| Exercises |
1) In the commentary on Causley's poem about Timothy, what does the welfare worker do at night?
2) Carry on the commentary on Causley's poem about Timothy from the point at which it stops.

| Document extract |
+++

Here, in stanza five, the readers are given a peek into Timothy’s home life. His father is basically a drunkard, his mother ran away with a “bombardier” (in other words a corporal), his grandma also seems to have an issue with alcohol and the only thing left for Timothy is aspirin. It is the complete picture of a dysfunctional family. Unfortunately, he gets the short end of the stick in his family life too, seeing that he has no form of support from anyone. This stanza underlines his neglect and lets the reader know that those who suffer and cannot pull themselves out of their difficulties has a lot to do with how much support they receive from their country, their community, and their families.
In stanza six, Causley introduces a new character and perhaps a new hope for Timothy from the reader: The welfare worker. Contained in this short stanza is the enormous truth of our world. While this social worker lies awake at night presumably thinking about Timothy and his condition, he can’t do anything about his circumstances because the “law’s as tricky as a ten-foot snake”. In the delicate time of rebuilding their country the government probably didn’t want to shine a light on the issue of neglect for some of the population, and so even those willing to help could not do much to improve the situation. Consequently, Timothy winters continues to “drink his cup” meaning take what he gets and slowly grows up in these unbelievable state of affairs.

+++

[Dataset entries]

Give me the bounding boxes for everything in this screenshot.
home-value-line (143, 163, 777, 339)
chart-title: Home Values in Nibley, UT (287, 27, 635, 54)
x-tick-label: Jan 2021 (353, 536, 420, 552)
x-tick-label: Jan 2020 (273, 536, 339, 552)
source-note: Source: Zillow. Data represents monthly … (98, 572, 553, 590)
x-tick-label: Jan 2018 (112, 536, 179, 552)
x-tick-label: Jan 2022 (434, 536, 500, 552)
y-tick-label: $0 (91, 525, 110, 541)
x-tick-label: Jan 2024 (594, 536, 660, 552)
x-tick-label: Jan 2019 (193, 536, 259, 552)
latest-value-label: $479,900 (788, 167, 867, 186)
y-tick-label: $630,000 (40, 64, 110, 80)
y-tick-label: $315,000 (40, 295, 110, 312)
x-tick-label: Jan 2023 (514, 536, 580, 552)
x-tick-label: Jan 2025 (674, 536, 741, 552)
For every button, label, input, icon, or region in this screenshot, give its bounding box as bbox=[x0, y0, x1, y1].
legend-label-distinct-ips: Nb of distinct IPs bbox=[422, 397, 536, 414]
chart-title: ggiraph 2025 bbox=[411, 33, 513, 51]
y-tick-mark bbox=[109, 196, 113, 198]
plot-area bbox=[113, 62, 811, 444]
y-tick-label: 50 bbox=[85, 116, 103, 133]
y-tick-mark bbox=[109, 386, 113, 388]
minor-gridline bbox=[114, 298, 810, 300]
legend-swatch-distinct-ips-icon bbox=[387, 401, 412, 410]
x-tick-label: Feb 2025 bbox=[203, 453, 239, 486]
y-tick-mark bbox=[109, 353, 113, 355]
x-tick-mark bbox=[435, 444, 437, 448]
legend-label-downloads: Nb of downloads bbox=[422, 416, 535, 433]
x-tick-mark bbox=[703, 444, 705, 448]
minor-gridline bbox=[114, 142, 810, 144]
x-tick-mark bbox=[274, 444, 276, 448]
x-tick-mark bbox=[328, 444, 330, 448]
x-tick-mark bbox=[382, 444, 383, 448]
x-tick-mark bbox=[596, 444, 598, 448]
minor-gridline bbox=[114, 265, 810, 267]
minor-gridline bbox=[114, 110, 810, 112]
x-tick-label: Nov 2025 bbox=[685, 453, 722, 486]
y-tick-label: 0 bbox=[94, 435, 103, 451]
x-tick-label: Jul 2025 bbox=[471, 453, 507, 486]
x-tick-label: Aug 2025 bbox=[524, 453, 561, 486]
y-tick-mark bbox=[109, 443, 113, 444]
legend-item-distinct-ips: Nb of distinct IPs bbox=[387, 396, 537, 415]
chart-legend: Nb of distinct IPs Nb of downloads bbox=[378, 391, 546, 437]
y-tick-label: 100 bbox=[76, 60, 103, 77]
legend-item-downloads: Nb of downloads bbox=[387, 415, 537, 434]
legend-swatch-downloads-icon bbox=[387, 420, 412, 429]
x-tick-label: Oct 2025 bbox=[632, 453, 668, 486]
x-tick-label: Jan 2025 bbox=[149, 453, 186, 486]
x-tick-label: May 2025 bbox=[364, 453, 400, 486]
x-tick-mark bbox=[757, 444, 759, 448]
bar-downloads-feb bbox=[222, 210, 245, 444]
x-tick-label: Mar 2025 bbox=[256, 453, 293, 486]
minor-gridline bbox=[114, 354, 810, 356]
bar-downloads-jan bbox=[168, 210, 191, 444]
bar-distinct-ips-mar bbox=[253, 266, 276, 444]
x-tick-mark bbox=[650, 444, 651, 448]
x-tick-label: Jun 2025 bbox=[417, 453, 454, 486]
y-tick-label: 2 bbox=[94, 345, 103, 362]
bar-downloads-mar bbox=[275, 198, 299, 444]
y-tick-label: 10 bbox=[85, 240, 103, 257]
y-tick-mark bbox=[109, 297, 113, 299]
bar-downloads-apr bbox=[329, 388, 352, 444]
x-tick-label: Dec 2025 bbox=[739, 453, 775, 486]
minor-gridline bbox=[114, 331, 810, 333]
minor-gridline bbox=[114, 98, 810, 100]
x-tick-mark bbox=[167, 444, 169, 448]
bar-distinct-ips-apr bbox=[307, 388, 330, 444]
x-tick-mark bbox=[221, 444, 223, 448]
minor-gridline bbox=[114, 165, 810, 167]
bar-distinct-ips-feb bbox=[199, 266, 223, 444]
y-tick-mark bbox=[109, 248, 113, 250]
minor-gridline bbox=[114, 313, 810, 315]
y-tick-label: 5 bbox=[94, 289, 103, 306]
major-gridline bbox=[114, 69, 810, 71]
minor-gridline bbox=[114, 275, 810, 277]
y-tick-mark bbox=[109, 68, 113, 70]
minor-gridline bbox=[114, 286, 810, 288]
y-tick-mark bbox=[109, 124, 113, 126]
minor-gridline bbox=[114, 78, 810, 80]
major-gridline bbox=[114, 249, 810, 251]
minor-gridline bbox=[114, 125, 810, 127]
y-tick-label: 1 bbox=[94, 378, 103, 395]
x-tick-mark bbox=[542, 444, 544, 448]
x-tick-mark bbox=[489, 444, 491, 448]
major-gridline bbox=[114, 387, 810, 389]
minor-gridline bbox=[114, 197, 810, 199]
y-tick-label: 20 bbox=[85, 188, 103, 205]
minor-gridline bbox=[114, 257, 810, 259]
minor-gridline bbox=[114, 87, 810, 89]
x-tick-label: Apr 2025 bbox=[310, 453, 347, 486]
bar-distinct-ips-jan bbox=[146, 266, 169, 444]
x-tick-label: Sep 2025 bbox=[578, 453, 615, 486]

+++

| Results of the tasks |
1) The welfare worker lies awake, presumably thinking about Timothy and his condition.

2)
Stanza seven is a little different than the rest because Causley takes his focus away from the responsibility of governments and communities to care and changes direction to religion and spirituality. Here, he mentions that in the morning prayers the “master” prays for “children less fortunate than ourselves” and Timothy has the loudest response or “roar” of “Amen!” in the whole room. This is significant for two important reasons. Firstly, it demonstrates Timothy’s tender heart, seeing that even after what his situation is like he still thinks that he should sincerely pray for those of even less fortunate than himself. Secondly, his “roaring” presents his enthusiasm for everyone in the room to pray for children who are less fortunate, including himself because he still has the hope of change.
The final stanza of this poem is quite heartfelt as it is simply a prayer for Timothy Winters and those like him. Causley implores all or any angel for that matter, to come to hear the passionate amen of Timothy because he is suffering and the only place that’s seems of any optimism is prayer. This allows the reader to also take a moment to realize the reality of such people and to at least pray for them if they cannot do anything more.